- _THE RECORDS_

-------

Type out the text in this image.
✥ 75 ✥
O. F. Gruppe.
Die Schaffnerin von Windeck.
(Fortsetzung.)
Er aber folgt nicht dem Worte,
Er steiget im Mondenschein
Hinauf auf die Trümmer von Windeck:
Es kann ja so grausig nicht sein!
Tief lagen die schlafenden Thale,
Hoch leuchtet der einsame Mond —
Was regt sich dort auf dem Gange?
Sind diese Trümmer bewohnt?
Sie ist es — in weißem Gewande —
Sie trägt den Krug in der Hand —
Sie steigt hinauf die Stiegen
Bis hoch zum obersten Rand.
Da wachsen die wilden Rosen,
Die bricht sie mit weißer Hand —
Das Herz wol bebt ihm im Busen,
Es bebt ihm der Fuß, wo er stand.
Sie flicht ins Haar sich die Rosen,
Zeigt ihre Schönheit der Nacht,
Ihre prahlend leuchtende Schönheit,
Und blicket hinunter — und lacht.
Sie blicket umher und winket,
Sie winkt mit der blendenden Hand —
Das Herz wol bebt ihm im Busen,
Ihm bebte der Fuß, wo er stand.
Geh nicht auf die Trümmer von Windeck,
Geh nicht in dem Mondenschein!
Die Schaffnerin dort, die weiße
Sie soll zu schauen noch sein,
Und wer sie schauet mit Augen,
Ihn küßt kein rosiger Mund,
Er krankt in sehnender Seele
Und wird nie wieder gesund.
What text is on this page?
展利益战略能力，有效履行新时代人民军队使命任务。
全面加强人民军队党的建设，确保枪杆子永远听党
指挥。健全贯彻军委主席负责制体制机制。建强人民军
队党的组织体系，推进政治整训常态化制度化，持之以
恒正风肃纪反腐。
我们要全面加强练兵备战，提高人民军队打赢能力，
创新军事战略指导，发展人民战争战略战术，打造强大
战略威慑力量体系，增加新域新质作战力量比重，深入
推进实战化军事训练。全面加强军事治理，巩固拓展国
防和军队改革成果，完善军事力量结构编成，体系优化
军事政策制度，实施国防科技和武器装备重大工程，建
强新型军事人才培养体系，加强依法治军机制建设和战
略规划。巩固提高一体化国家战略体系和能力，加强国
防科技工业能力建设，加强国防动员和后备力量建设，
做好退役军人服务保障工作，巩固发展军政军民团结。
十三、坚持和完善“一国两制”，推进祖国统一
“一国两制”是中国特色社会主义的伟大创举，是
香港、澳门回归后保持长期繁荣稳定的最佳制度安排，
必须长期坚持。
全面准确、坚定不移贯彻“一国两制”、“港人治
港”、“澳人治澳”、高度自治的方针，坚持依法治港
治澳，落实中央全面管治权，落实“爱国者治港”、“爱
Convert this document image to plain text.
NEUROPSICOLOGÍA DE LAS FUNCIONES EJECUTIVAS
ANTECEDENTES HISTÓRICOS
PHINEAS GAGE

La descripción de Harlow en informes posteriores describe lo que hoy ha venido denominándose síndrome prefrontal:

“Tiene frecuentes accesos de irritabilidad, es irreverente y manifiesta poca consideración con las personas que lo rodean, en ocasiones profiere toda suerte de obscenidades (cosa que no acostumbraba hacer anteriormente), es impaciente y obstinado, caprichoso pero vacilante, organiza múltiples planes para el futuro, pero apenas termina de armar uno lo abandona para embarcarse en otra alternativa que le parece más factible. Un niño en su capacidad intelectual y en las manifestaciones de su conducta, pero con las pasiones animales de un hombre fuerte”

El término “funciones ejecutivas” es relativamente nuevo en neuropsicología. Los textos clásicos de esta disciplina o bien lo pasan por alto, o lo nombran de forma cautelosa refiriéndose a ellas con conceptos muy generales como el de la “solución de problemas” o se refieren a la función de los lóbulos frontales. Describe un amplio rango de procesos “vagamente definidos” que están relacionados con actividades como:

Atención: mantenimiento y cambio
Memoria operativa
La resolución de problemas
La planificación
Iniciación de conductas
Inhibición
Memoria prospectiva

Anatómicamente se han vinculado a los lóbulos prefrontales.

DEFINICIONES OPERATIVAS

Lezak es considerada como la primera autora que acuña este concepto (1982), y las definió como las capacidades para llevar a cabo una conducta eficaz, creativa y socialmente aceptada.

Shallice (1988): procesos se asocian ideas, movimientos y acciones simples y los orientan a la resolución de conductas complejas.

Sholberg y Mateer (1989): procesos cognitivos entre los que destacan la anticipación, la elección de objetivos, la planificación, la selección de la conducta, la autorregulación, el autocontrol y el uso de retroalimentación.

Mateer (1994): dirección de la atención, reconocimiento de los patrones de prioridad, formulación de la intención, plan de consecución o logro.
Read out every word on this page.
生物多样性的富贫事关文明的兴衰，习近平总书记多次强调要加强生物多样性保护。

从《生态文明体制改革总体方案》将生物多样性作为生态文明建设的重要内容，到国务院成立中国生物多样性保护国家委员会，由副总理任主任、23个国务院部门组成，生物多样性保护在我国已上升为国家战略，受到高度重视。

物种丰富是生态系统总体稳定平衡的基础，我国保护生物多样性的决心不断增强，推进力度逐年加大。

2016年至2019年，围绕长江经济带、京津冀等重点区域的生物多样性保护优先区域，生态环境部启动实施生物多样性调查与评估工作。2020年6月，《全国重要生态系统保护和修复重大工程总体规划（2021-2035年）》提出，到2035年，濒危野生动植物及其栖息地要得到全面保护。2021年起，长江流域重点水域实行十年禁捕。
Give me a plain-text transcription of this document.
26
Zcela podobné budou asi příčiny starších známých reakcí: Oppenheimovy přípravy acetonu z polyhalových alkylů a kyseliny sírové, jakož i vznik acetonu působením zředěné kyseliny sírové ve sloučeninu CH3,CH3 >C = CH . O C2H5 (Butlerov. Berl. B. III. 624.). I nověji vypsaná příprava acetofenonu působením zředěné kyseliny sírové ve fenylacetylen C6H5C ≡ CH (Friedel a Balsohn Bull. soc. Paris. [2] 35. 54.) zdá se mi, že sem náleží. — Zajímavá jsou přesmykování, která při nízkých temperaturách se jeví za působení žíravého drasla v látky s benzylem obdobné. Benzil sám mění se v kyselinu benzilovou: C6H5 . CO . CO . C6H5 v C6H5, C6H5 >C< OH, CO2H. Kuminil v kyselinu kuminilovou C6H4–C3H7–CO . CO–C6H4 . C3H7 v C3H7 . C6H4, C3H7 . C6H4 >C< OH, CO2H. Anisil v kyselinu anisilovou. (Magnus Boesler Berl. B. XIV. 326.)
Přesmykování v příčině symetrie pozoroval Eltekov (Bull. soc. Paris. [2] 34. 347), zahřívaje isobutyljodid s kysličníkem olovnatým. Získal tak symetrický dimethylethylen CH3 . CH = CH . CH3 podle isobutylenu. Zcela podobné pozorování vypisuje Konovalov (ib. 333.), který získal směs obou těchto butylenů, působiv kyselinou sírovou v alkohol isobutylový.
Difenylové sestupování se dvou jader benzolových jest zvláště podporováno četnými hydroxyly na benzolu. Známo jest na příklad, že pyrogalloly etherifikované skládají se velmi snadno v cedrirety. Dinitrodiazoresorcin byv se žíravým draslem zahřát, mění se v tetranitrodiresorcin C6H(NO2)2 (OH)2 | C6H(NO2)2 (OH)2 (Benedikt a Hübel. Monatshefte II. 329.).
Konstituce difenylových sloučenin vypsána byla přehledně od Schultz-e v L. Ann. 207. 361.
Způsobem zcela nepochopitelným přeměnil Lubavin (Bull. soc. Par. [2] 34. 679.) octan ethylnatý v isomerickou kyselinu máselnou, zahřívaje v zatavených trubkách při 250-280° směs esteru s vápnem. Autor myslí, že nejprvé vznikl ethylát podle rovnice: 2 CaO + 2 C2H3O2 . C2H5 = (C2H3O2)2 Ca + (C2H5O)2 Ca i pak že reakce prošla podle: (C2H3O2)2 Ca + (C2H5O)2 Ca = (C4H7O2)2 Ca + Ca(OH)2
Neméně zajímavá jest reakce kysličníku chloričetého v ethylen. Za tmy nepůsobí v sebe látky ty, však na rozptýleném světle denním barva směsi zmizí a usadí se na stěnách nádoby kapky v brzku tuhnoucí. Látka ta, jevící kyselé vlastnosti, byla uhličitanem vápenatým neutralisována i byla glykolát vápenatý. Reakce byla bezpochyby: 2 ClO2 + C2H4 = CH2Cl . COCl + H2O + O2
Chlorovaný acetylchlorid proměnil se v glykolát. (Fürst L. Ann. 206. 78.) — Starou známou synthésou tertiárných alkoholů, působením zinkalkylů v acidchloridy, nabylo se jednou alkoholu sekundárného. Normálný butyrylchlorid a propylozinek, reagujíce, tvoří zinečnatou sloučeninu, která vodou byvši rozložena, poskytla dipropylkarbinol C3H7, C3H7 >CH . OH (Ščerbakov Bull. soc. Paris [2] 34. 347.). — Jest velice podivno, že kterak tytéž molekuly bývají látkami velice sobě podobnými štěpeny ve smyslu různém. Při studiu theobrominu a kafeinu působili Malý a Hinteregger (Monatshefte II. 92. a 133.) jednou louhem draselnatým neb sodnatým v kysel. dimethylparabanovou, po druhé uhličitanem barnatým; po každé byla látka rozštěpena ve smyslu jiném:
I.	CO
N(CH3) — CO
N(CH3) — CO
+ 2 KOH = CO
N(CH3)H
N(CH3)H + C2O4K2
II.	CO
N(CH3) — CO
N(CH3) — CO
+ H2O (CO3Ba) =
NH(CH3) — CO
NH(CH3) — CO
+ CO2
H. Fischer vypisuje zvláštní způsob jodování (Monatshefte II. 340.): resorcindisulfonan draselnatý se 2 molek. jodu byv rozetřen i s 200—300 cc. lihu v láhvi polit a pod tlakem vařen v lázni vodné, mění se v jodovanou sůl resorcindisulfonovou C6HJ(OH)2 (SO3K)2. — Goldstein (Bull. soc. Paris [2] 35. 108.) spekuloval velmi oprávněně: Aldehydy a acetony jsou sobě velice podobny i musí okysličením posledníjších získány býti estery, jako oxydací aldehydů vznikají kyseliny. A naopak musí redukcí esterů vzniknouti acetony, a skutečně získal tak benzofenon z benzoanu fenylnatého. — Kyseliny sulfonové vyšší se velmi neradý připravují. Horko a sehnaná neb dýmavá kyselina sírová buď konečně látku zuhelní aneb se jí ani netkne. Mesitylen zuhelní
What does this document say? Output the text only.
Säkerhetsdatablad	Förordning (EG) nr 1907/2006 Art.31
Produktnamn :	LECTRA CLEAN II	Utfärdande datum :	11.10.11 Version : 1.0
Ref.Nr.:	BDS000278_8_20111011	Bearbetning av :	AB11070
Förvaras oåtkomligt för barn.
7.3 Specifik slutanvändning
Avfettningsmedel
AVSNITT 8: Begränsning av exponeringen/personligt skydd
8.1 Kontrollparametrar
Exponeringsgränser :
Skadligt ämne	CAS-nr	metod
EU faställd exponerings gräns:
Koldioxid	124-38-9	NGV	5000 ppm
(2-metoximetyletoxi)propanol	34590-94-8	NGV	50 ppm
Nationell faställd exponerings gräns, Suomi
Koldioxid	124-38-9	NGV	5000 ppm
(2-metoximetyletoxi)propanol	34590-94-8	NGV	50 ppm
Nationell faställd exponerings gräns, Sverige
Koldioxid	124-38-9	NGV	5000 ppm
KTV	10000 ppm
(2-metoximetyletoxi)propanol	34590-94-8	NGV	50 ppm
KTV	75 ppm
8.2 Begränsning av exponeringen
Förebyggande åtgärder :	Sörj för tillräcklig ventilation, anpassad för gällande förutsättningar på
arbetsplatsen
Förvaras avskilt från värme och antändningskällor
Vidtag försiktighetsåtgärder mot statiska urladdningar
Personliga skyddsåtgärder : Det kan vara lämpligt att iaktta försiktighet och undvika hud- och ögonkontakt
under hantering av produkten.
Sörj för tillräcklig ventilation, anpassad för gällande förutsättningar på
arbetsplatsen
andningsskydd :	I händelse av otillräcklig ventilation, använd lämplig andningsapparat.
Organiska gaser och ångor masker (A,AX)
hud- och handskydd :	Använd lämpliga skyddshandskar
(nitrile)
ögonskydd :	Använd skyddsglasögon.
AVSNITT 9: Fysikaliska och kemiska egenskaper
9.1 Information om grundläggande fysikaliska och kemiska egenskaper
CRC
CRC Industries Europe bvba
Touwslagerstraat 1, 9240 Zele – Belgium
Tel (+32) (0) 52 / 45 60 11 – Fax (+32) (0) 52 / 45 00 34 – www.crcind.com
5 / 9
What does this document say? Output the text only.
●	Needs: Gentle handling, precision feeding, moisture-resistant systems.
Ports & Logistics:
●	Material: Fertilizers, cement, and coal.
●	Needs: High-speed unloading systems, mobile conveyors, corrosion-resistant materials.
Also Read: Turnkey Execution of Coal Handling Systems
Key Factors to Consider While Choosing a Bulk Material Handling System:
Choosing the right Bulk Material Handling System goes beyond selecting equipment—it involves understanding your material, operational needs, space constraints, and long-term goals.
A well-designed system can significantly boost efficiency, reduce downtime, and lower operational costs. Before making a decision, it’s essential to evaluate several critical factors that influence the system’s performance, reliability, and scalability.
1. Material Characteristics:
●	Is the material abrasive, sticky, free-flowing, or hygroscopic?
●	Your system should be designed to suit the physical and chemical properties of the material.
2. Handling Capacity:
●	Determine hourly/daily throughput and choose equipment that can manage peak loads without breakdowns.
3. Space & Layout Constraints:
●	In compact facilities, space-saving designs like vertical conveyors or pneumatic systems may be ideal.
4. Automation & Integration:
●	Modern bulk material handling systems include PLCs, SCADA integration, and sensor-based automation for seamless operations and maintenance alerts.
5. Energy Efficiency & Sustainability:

-------

- _SHORT PROBLEM_
Above are entries; state the number of lines among them that contain "designed", and nothing else.

- _RESULT OF THE TASK_
2